#### Information given

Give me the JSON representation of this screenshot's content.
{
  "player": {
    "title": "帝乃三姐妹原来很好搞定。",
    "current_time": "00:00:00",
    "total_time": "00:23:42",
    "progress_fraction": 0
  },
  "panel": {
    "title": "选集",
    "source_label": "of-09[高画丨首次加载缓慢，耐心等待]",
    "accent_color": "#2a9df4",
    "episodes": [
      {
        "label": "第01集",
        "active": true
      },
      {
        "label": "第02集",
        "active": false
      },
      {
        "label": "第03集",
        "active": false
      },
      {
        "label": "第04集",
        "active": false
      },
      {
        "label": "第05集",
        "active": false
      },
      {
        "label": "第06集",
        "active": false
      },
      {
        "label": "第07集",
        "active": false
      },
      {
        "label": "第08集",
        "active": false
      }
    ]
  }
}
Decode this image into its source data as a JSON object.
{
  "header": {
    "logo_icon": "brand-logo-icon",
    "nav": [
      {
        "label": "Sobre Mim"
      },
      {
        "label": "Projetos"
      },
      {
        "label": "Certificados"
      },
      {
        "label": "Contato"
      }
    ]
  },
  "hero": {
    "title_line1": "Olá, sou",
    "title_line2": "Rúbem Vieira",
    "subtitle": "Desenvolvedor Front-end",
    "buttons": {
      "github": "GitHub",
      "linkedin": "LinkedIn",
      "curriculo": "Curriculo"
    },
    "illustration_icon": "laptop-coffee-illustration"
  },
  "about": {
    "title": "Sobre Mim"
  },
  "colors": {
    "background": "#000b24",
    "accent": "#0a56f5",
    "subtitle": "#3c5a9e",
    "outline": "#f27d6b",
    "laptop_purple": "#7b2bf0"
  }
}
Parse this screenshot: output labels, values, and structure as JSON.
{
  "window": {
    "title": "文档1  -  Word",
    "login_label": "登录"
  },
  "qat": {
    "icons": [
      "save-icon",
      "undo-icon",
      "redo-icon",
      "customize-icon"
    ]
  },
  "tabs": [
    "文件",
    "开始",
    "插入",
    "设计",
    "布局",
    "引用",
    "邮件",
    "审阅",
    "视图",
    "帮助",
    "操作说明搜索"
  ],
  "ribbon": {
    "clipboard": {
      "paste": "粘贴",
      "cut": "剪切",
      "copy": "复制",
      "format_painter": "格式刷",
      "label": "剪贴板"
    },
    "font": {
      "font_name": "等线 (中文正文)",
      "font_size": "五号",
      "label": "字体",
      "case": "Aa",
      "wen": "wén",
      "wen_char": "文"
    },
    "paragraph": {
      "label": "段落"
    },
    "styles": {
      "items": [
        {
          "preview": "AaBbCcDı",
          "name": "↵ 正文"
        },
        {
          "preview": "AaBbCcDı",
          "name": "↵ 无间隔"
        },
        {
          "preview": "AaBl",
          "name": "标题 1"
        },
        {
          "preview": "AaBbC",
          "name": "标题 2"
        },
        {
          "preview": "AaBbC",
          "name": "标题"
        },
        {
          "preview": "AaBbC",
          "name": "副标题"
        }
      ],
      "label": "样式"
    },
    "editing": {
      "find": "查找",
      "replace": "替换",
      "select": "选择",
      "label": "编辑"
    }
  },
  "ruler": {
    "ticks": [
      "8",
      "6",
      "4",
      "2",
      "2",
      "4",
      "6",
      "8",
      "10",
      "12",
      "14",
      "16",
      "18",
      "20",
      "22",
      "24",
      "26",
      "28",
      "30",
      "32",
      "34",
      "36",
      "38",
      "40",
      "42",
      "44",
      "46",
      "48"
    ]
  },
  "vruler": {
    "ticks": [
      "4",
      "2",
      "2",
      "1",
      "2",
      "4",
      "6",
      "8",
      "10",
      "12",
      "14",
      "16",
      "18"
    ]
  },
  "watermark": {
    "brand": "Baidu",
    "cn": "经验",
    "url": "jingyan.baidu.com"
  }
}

########

» **What the task requires**:
Search the lines above for the string "screenshot", then show every one that has it.

» **Task solution**:
Give me the JSON representation of this screenshot's content.
Parse this screenshot: output labels, values, and structure as JSON.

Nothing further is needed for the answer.